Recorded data
## Begin

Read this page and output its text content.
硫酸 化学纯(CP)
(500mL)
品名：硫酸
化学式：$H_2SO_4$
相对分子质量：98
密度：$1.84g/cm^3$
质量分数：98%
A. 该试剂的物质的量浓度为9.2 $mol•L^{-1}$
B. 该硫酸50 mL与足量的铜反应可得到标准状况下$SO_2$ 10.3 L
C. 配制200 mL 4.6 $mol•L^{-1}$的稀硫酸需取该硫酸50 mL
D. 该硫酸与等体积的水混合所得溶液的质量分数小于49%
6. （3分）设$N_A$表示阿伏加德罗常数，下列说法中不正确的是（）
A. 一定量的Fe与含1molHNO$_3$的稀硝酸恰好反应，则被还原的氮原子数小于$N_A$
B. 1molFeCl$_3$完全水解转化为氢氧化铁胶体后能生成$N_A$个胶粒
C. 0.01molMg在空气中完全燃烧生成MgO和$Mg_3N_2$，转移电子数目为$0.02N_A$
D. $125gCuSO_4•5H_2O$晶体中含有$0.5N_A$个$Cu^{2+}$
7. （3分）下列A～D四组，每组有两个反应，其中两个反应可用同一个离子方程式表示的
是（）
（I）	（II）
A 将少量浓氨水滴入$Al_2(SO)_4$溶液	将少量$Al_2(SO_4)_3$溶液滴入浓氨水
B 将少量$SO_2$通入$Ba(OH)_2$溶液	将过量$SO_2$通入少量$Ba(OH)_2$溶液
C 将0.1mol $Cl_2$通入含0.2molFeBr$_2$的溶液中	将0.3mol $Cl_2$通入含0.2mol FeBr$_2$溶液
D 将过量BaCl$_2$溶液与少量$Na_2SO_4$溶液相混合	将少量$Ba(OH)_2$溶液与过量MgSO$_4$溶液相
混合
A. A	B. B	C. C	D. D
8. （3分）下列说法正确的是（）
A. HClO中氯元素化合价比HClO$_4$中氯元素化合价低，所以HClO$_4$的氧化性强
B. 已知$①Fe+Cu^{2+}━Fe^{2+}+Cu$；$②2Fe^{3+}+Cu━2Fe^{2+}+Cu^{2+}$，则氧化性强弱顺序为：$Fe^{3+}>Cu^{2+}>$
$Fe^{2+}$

## End

__To do__: Set down the listing above in full, please, exactly as it appears.

__Full answer__:
Read this page and output its text content.
硫酸 化学纯(CP)
(500mL)
品名：硫酸
化学式：$H_2SO_4$
相对分子质量：98
密度：$1.84g/cm^3$
质量分数：98%
A. 该试剂的物质的量浓度为9.2 $mol•L^{-1}$
B. 该硫酸50 mL与足量的铜反应可得到标准状况下$SO_2$ 10.3 L
C. 配制200 mL 4.6 $mol•L^{-1}$的稀硫酸需取该硫酸50 mL
D. 该硫酸与等体积的水混合所得溶液的质量分数小于49%
6. （3分）设$N_A$表示阿伏加德罗常数，下列说法中不正确的是（）
A. 一定量的Fe与含1molHNO$_3$的稀硝酸恰好反应，则被还原的氮原子数小于$N_A$
B. 1molFeCl$_3$完全水解转化为氢氧化铁胶体后能生成$N_A$个胶粒
C. 0.01molMg在空气中完全燃烧生成MgO和$Mg_3N_2$，转移电子数目为$0.02N_A$
D. $125gCuSO_4•5H_2O$晶体中含有$0.5N_A$个$Cu^{2+}$
7. （3分）下列A～D四组，每组有两个反应，其中两个反应可用同一个离子方程式表示的
是（）
（I）	（II）
A 将少量浓氨水滴入$Al_2(SO)_4$溶液	将少量$Al_2(SO_4)_3$溶液滴入浓氨水
B 将少量$SO_2$通入$Ba(OH)_2$溶液	将过量$SO_2$通入少量$Ba(OH)_2$溶液
C 将0.1mol $Cl_2$通入含0.2molFeBr$_2$的溶液中	将0.3mol $Cl_2$通入含0.2mol FeBr$_2$溶液
D 将过量BaCl$_2$溶液与少量$Na_2SO_4$溶液相混合	将少量$Ba(OH)_2$溶液与过量MgSO$_4$溶液相
混合
A. A	B. B	C. C	D. D
8. （3分）下列说法正确的是（）
A. HClO中氯元素化合价比HClO$_4$中氯元素化合价低，所以HClO$_4$的氧化性强
B. 已知$①Fe+Cu^{2+}━Fe^{2+}+Cu$；$②2Fe^{3+}+Cu━2Fe^{2+}+Cu^{2+}$，则氧化性强弱顺序为：$Fe^{3+}>Cu^{2+}>$
$Fe^{2+}$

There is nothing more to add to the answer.